(Saved data entries)
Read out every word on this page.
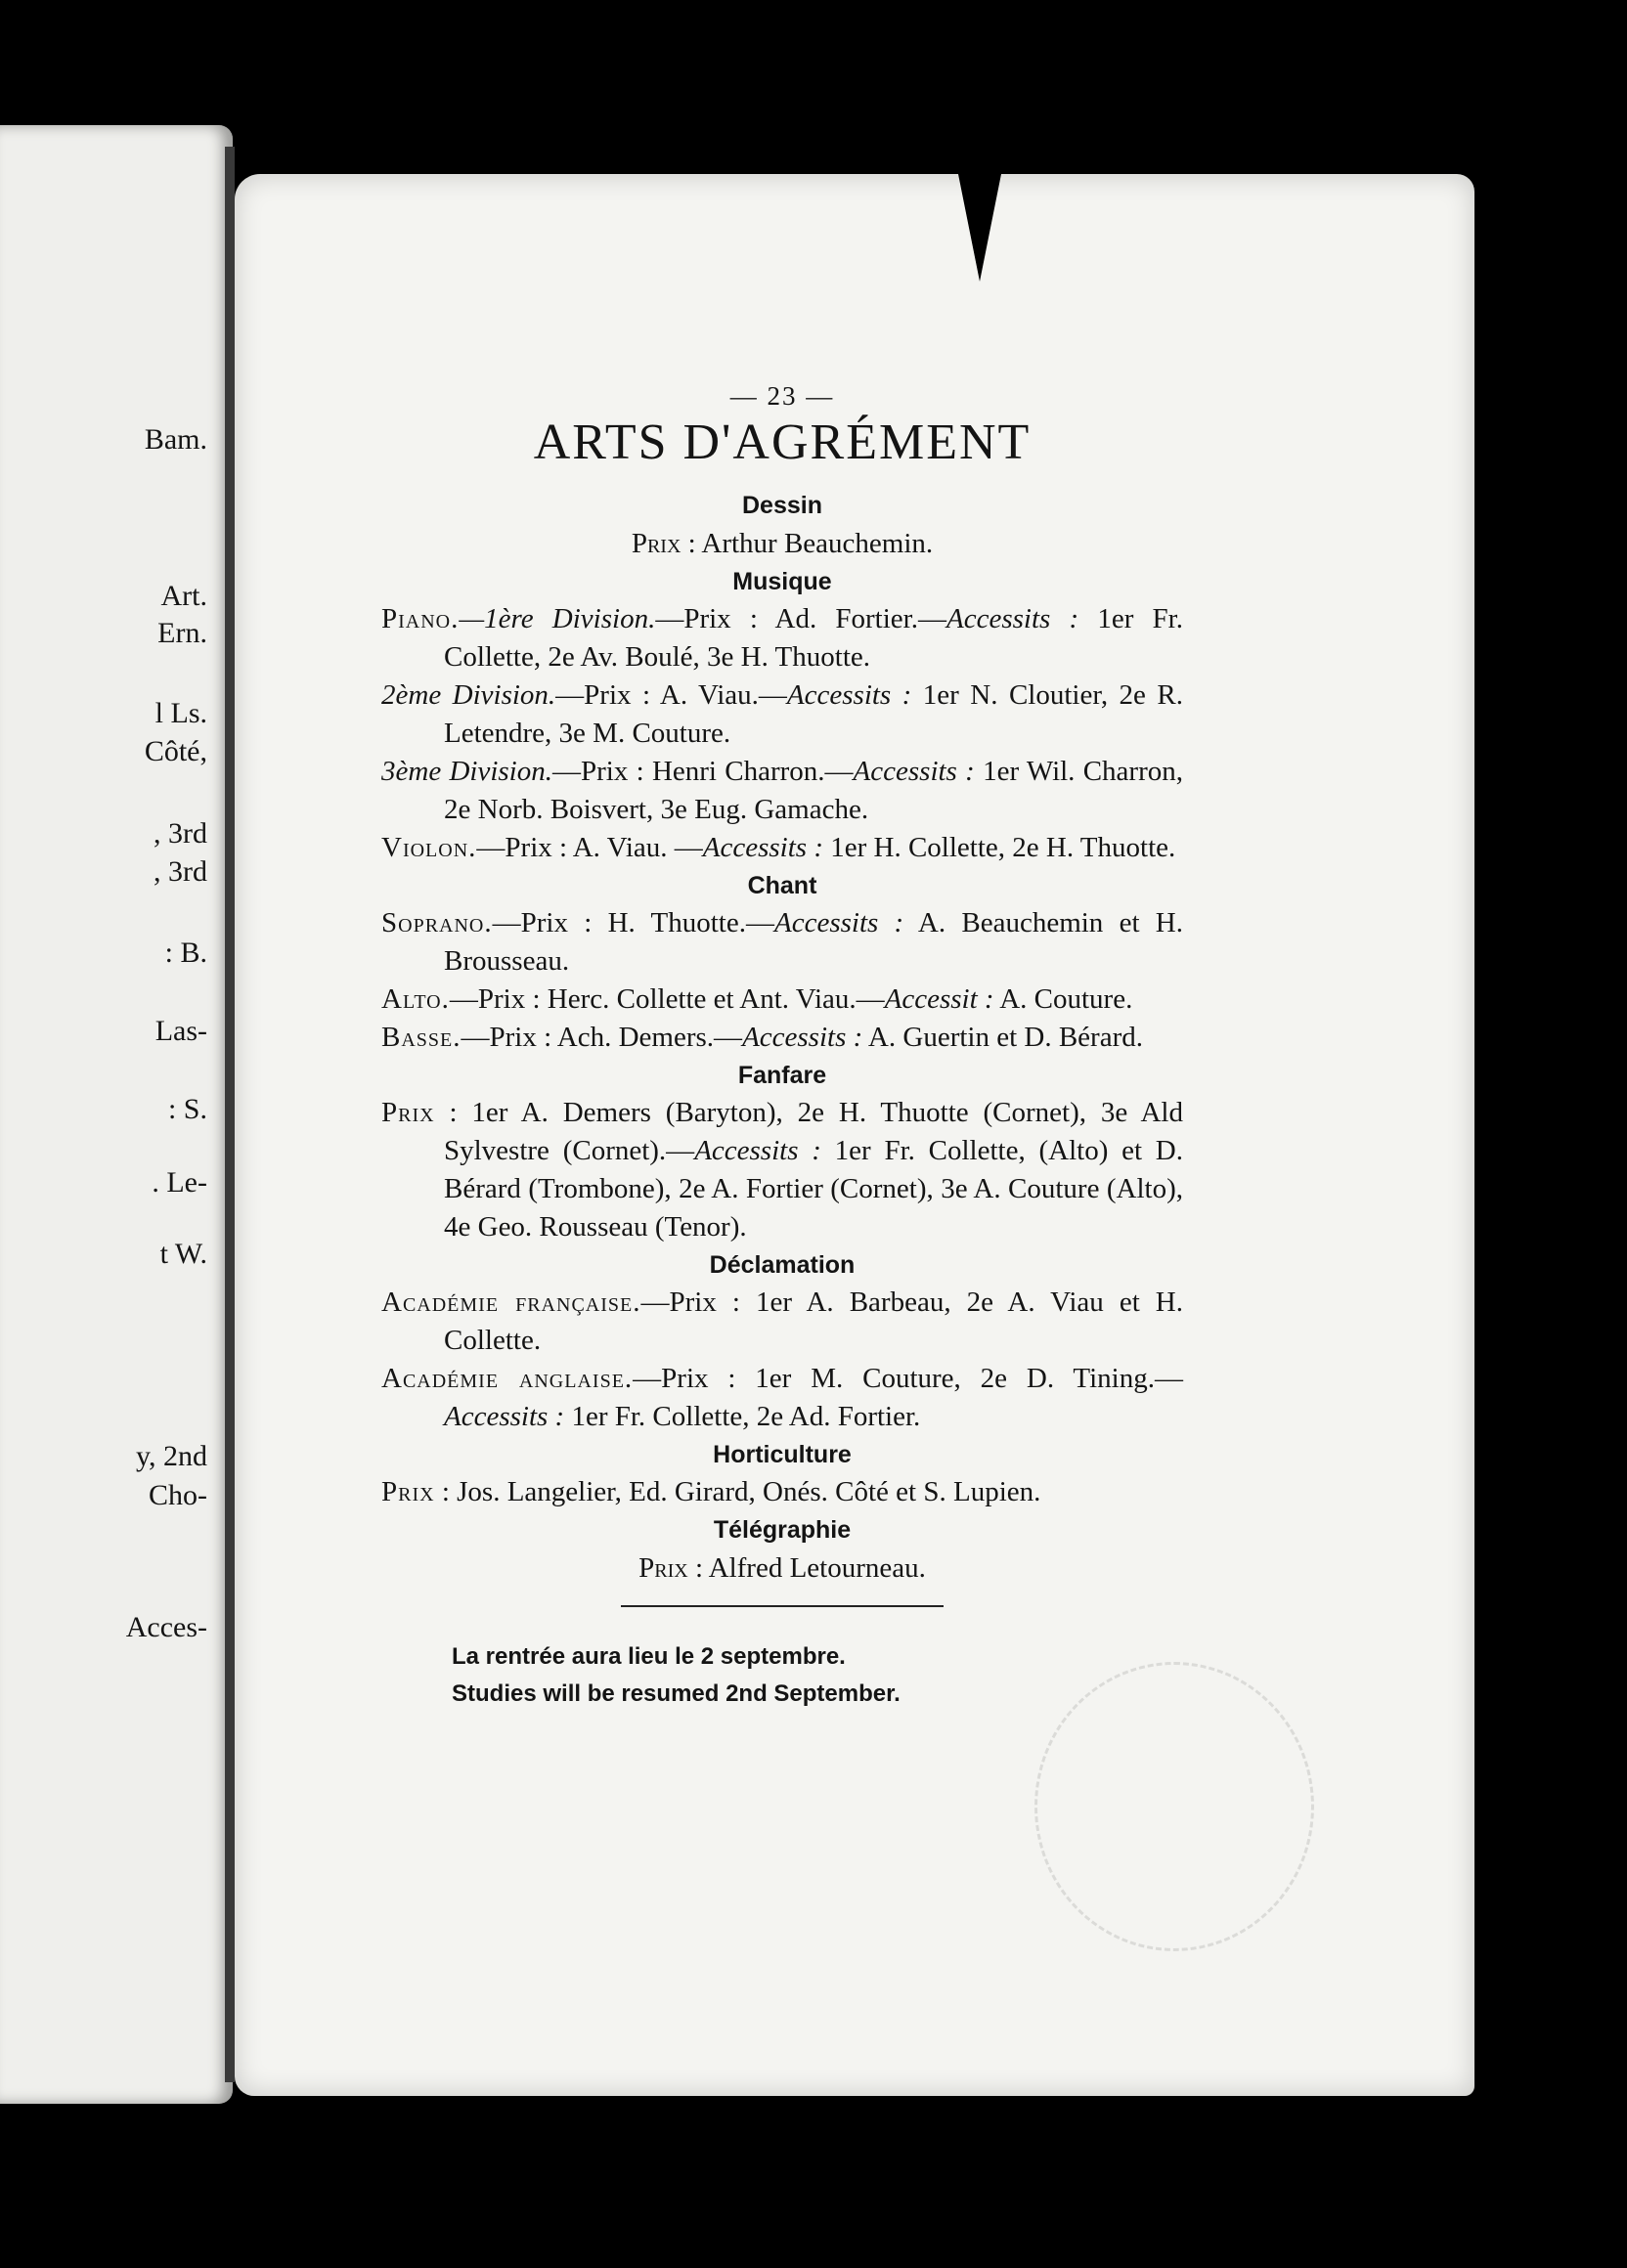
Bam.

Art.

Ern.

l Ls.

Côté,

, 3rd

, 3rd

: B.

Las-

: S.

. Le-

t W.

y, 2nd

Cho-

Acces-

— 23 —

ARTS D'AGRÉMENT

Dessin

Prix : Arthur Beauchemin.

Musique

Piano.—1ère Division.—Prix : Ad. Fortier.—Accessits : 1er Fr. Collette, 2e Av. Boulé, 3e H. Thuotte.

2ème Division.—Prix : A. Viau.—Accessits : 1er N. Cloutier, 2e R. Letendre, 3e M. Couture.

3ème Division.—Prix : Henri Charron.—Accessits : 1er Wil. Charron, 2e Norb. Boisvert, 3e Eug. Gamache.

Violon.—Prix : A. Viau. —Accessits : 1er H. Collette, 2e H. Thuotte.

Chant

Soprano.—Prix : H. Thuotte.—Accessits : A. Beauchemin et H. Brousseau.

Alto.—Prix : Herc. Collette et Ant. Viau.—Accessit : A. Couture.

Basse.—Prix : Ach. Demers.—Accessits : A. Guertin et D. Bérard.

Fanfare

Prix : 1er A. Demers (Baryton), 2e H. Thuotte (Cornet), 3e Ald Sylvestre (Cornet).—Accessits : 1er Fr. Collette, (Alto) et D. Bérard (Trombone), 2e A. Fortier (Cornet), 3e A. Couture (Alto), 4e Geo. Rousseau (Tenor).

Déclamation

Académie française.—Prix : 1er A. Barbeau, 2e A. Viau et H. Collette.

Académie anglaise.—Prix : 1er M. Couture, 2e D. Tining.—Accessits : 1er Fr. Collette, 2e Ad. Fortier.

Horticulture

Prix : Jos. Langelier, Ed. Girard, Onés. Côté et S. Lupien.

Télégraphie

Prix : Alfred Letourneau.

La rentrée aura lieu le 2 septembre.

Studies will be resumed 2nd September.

- Task goal -
Isolate the lines that hold the word "Thuotte" and copy all of them.

- In response -
Piano.—1ère Division.—Prix : Ad. Fortier.—Accessits : 1er Fr. Collette, 2e Av. Boulé, 3e H. Thuotte.
Violon.—Prix : A. Viau. —Accessits : 1er H. Collette, 2e H. Thuotte.
Soprano.—Prix : H. Thuotte.—Accessits : A. Beauchemin et H. Brousseau.
Prix : 1er A. Demers (Baryton), 2e H. Thuotte (Cornet), 3e Ald Sylvestre (Cornet).—Accessits : 1er Fr. Collette, (Alto) et D. Bérard (Trombone), 2e A. Fortier (Cornet), 3e A. Couture (Alto), 4e Geo. Rousseau (Tenor).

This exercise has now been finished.